Task instructions
Pick out every line of the entries below where "директора" occurs, and copy those lines.
start
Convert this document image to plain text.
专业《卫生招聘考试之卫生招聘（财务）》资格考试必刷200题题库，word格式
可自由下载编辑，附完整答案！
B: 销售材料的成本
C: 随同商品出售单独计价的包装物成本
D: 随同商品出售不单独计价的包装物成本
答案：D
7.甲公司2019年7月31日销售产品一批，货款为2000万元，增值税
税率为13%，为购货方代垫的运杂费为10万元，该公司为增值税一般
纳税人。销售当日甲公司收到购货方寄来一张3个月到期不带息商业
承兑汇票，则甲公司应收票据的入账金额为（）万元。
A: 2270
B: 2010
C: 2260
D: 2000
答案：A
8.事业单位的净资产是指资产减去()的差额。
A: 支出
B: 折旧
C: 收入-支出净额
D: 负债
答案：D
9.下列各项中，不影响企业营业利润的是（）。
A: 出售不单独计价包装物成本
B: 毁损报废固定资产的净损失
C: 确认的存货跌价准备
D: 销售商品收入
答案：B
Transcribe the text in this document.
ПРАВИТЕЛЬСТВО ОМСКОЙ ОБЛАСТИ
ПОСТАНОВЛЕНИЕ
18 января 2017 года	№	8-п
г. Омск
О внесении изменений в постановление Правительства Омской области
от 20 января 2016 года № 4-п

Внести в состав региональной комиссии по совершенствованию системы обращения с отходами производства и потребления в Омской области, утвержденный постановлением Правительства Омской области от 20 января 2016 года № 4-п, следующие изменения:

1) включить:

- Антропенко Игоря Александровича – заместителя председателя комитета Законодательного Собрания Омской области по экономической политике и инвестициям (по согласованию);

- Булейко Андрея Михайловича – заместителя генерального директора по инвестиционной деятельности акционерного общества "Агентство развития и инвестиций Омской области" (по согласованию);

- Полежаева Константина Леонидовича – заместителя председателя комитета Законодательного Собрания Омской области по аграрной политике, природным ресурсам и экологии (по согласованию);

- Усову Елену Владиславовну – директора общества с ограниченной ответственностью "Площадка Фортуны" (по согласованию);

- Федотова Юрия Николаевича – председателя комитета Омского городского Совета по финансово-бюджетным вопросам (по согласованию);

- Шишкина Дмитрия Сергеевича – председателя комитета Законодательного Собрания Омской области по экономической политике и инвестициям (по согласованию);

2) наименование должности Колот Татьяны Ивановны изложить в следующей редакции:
end
Completed task
- Булейко Андрея Михайловича – заместителя генерального директора по инвестиционной деятельности акционерного общества "Агентство развития и инвестиций Омской области" (по согласованию);
- Усову Елену Владиславовну – директора общества с ограниченной ответственностью "Площадка Фортуны" (по согласованию);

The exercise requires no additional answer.